━━ Source passage ━━

Whether it be the player refusing to hang up the cleats or the franchise deciding to go in a new direction or capitalize on value, the Cubs have a long history of “franchise” players playing somewhere else. You don’t even have to go that far to find them, just look at the foul poles.

Along with 42 league-wide for Jackie Robinson, the Chicago Cubs franchise has retired five different numbers for six different players. Of those six players, just one  spent his entire career wearing only a Cubs uniform – “Mr. Cub” Ernie Banks.

Five retired numbers, one lifetime Cub. Think about that.

Now, there are a couple of bullet points I do need to make here to keep things fair:

  • Ron Santo spent only his final season elsewhere, on the South Side with the White Sox.
  • Billy Williams spent only his last two seasons elsewhere, in Oakland with the Athletics.
  • Rhyne Sandberg had six at-bats in 13 games breaking into the league with the Philadelphia Phillies, then moved to Chicago and stayed for the remainder of his career.

But both of our good ole’ number 31’s Fergie Jenkins and Greg Maddux spent the better part of half of their careers not on the Cubs.

Banks is the only one who stayed start-to-finish, playing in only one uniform, something we just do not see. It has never been more apparent than today’s game.

━━━

◆ **Task instructions**
• a. Render the rows of the first block as a JSON list of strings, one string per line. Begin at the row that has "For every button, label, input, icon, or" and stop after the row that has "display-label: UPRS (205, 859, 251, 872)", and omit the picture.
• b. Write the next part of the passage about the Cubs' retired numbers, picking up after its final sentence.

━━ Given entries ━━

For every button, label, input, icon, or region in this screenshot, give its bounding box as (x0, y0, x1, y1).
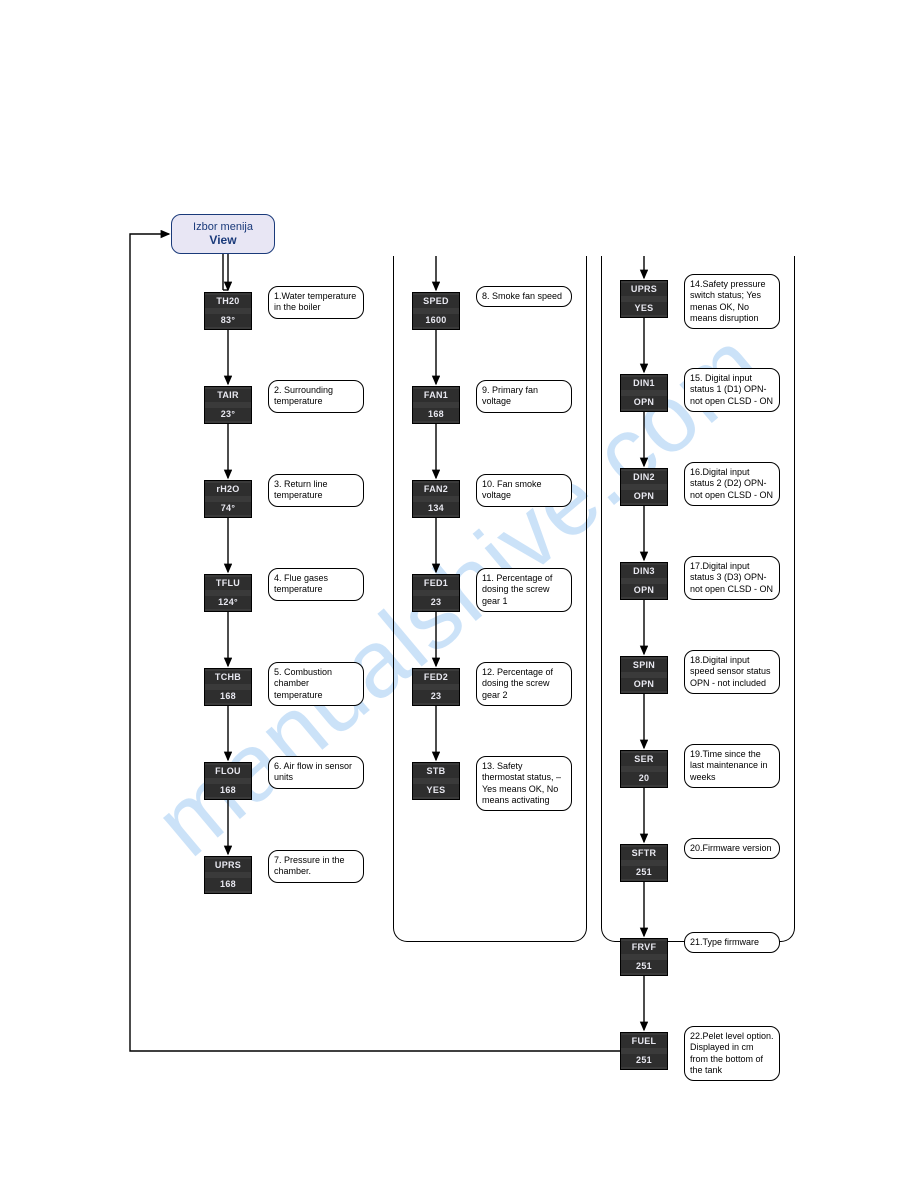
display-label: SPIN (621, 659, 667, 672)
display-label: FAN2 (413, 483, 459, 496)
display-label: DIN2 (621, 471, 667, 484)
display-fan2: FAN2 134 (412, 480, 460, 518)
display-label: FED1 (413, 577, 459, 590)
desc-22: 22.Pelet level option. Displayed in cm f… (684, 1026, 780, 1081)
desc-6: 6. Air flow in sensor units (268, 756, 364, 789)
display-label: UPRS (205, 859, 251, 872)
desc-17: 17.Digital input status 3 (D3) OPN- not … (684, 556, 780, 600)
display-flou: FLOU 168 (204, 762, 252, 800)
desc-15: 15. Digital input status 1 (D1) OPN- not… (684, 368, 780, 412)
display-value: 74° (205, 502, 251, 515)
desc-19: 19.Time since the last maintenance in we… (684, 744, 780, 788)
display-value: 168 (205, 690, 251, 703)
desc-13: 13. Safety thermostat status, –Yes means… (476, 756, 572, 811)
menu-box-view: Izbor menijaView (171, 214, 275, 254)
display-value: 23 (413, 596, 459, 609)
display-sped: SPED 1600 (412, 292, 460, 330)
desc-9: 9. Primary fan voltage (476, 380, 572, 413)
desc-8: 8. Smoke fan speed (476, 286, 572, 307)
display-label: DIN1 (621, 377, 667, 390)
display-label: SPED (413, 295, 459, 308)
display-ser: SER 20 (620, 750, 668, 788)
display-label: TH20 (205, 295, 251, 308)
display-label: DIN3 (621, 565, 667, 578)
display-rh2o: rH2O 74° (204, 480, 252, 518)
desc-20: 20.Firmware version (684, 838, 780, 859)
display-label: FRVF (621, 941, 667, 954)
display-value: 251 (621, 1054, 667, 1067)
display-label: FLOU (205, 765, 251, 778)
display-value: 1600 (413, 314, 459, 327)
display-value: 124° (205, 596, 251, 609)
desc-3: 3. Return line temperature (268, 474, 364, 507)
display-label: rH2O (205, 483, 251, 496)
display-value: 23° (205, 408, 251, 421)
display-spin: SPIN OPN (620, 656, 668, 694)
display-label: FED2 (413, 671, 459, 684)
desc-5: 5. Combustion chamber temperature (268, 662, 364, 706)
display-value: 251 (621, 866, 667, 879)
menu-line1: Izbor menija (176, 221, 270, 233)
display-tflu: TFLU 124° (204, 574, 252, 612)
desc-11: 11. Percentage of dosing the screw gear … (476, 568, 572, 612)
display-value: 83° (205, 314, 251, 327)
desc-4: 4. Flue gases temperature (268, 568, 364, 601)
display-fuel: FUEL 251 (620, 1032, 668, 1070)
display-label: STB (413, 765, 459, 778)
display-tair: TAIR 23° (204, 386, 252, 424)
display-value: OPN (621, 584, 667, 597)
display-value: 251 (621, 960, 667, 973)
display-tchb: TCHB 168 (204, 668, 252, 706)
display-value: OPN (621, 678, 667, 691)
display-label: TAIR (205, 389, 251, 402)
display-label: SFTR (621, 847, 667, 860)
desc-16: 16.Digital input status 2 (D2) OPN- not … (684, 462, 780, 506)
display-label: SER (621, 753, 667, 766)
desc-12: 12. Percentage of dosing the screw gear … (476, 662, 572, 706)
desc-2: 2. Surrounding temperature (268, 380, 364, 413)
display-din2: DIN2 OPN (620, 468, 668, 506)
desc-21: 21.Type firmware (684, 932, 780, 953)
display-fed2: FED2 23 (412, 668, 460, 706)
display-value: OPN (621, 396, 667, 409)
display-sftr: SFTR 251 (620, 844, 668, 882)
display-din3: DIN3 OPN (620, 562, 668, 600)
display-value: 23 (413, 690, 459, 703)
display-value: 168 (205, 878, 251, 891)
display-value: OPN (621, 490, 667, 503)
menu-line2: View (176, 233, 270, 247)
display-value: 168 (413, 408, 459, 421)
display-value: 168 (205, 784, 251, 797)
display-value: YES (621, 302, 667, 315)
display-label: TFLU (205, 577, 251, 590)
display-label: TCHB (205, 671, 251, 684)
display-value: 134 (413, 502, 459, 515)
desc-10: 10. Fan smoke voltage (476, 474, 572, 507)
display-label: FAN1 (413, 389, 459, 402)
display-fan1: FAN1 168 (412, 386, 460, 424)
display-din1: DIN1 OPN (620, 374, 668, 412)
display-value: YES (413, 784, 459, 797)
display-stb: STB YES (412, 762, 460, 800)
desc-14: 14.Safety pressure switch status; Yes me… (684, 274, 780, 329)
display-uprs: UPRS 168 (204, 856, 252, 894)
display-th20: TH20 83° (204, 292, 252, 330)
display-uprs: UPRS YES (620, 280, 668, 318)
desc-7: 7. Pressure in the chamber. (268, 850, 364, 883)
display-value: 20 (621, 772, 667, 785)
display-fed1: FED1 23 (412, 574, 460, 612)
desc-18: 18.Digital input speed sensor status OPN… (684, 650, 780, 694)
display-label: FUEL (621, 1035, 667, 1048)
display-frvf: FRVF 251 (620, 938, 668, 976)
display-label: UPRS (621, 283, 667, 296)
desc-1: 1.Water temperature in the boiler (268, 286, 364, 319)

━━━
━━ Given entries ━━

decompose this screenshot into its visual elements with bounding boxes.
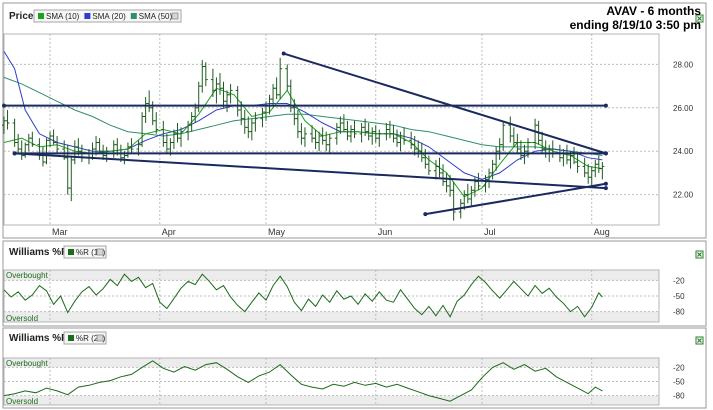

━━━

◆ **Per-task answers**
• a.
[
  "For every button, label, input, icon, or region in this screenshot, give its bounding box as (x0, y0, x1, y1).",
  "display-label: SPIN (621, 659, 667, 672)",
  "display-label: FAN2 (413, 483, 459, 496)",
  "display-label: DIN2 (621, 471, 667, 484)",
  "display-fan2: FAN2 134 (412, 480, 460, 518)",
  "display-label: FED1 (413, 577, 459, 590)",
  "desc-22: 22.Pelet level option. Displayed in cm f… (684, 1026, 780, 1081)",
  "desc-6: 6. Air flow in sensor units (268, 756, 364, 789)",
  "display-label: UPRS (205, 859, 251, 872)"
]

• b.
Chicago Cubs: Loyalty between teams, players growing rarer and rarer

I was born in Chicago, but grew up in Atlanta. I saw a lot of Braves in my childhood, probably more than Cubs if I’m being honest. I grew up watching Chipper Jones, another guy who never wore any colors but a Braves uniform. And now, he’s an ambassador for the team. I could make an argument that he should be “Mr. Brave” for them.

The reason I bring that up is because that was my expectation for Bryant. When he was drafted, when he came up, I was playing a game of ignorance with the “seven is more than six” conversations and the writing on the wall that the plan was always to not re-sign KB. I wanted him to change the narrative and be the Cub for life. I wanted Rizzo to never wear another uniform again. Heck, I’d even watch Baez strikeout on a low and outside pitch for another 10 years if that meant he was ours. My heart outweighs my brain, obviously.

Our only hope (for now) to see a Cub for life is Willson Contreras. He has already expressed his desire to be a Chicago Cub for his entire career; just as Bryant did, just as Baez did, just as Rizzo wanted to finish. They are all gone now, and Contreras remains.

If I were to place a bet, I’d say we’re in for another tough goodbye in the next two years and another “Cub for life” making his return to Wrigley in a different uniform. It’s just how business is run here.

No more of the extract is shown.